**TASK DESCRIPTION**
For the records that follow, return only the count of lines containing the string "dropdown".

·····

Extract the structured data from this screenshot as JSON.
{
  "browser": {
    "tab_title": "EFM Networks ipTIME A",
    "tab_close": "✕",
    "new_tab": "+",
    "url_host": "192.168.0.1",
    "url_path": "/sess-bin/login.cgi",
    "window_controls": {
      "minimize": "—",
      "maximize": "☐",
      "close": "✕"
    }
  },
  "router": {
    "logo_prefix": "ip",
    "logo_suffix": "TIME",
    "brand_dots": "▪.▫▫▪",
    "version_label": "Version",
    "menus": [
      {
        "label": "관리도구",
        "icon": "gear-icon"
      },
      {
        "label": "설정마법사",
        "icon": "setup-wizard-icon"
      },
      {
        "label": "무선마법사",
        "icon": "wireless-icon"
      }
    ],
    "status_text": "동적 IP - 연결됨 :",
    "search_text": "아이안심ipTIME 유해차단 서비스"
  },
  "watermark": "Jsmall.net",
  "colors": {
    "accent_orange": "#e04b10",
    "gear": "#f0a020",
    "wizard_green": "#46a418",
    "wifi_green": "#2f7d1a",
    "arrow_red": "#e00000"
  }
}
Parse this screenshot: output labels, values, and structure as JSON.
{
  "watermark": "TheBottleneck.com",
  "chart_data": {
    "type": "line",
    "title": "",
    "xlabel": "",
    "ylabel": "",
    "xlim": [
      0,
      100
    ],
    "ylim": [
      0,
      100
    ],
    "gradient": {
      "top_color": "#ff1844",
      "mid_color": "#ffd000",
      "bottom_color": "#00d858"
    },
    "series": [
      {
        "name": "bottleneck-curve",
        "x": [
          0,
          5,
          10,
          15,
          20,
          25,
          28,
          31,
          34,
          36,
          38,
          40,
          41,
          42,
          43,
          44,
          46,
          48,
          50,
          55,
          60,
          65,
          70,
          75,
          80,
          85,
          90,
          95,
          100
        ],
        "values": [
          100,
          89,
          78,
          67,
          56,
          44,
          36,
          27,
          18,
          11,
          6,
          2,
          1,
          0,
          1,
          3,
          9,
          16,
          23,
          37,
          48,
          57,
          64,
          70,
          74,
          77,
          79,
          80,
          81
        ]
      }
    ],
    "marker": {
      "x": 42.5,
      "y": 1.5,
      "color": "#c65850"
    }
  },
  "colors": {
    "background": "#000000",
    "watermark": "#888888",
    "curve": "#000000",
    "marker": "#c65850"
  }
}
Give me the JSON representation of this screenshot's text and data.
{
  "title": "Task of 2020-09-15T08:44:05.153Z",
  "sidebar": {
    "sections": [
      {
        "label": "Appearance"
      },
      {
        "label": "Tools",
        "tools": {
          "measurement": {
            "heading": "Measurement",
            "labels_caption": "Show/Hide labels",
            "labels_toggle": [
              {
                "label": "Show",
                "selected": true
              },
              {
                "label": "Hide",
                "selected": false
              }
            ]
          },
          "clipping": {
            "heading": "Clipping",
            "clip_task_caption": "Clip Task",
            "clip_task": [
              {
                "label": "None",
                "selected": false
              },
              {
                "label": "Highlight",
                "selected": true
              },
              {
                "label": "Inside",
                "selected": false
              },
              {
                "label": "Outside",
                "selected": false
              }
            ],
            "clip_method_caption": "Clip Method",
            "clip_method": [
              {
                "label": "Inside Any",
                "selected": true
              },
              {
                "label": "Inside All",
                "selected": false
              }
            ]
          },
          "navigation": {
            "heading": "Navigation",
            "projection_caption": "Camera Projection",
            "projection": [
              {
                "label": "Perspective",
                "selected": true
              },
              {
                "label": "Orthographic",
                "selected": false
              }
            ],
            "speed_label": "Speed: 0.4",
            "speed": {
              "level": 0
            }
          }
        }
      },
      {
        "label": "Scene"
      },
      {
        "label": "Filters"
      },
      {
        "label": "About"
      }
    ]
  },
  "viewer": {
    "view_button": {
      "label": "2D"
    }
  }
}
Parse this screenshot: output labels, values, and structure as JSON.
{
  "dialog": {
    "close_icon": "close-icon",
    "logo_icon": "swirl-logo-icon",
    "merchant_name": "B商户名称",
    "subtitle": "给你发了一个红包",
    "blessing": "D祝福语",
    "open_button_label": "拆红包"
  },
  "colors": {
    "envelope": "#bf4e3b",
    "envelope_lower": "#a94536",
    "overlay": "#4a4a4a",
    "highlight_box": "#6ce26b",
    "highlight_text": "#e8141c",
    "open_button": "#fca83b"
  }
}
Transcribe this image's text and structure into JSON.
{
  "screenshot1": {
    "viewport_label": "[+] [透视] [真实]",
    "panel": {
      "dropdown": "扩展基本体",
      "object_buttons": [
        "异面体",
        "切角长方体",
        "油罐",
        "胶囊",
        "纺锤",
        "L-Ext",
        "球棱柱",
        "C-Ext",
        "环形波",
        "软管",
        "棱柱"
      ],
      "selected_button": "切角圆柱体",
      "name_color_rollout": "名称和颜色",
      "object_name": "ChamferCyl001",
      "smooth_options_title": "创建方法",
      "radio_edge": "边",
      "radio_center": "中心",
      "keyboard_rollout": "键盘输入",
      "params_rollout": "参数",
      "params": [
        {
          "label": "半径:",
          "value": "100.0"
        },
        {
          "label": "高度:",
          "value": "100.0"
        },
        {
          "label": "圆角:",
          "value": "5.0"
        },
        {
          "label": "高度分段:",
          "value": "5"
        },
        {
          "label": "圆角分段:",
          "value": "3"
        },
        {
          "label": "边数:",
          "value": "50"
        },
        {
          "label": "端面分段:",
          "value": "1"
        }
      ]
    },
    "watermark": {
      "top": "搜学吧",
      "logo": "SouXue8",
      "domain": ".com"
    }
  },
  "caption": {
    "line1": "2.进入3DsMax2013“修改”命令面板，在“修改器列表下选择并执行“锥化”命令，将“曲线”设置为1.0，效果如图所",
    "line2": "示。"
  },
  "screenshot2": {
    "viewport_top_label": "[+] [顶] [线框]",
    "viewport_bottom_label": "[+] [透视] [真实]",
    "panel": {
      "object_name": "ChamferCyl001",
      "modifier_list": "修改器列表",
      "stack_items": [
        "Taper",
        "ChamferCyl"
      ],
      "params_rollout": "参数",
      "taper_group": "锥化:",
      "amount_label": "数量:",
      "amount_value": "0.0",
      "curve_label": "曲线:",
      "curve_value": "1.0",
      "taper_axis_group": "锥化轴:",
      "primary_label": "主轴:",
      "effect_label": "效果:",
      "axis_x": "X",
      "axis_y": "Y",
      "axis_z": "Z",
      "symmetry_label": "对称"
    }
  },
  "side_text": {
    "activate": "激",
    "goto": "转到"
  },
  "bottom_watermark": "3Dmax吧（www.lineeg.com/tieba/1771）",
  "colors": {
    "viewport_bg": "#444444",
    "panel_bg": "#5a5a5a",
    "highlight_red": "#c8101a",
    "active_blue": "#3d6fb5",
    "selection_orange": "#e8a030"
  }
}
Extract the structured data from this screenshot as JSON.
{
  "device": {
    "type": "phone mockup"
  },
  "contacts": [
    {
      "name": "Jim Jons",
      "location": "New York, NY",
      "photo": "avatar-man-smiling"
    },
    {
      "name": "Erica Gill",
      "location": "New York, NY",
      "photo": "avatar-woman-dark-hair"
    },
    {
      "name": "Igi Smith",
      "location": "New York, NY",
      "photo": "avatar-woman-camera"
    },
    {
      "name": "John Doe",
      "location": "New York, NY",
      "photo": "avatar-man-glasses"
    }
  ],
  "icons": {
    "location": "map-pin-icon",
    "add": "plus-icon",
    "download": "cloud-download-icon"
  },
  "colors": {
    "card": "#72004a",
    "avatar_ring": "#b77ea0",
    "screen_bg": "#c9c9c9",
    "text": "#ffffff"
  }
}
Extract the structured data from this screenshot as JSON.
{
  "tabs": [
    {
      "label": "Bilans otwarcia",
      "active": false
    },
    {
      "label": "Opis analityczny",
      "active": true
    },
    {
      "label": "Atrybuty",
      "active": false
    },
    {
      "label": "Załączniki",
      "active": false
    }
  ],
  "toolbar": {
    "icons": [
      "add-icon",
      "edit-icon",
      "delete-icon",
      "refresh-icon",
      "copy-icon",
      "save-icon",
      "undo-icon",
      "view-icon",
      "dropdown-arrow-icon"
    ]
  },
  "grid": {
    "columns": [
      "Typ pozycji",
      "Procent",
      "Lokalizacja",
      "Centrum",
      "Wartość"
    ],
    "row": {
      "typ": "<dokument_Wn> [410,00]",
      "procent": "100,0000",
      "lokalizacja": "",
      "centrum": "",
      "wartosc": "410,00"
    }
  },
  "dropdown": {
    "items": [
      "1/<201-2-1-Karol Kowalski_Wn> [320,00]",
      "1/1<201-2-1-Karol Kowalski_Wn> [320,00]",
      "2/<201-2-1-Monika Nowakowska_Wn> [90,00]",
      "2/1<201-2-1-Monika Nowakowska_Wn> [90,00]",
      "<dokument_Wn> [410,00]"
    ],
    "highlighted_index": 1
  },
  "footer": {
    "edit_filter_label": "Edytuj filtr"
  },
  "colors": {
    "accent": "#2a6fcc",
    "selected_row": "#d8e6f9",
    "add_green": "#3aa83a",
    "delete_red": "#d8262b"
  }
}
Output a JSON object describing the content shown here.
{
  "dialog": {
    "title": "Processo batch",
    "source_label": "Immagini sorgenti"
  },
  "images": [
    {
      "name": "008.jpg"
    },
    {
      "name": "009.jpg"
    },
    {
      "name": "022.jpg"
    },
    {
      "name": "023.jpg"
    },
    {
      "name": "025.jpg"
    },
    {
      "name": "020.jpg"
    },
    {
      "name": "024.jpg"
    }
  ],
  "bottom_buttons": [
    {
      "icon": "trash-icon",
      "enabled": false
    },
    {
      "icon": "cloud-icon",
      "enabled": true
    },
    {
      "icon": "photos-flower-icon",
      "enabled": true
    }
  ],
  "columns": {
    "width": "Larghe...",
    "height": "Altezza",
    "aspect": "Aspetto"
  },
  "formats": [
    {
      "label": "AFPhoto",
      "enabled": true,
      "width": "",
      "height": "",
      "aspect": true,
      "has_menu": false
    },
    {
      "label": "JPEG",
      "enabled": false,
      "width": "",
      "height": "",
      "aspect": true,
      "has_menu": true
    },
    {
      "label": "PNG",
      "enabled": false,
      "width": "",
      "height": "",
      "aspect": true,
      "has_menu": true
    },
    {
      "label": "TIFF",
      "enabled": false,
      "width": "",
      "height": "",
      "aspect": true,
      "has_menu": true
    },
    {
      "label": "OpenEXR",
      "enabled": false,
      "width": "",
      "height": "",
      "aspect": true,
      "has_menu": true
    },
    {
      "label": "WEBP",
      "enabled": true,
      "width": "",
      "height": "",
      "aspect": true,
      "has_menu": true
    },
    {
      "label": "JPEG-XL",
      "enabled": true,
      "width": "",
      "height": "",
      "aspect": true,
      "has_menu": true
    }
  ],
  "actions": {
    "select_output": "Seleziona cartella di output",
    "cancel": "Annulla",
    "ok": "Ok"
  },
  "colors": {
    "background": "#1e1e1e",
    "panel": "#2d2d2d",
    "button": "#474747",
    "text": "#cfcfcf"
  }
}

·····

**ANSWER**
3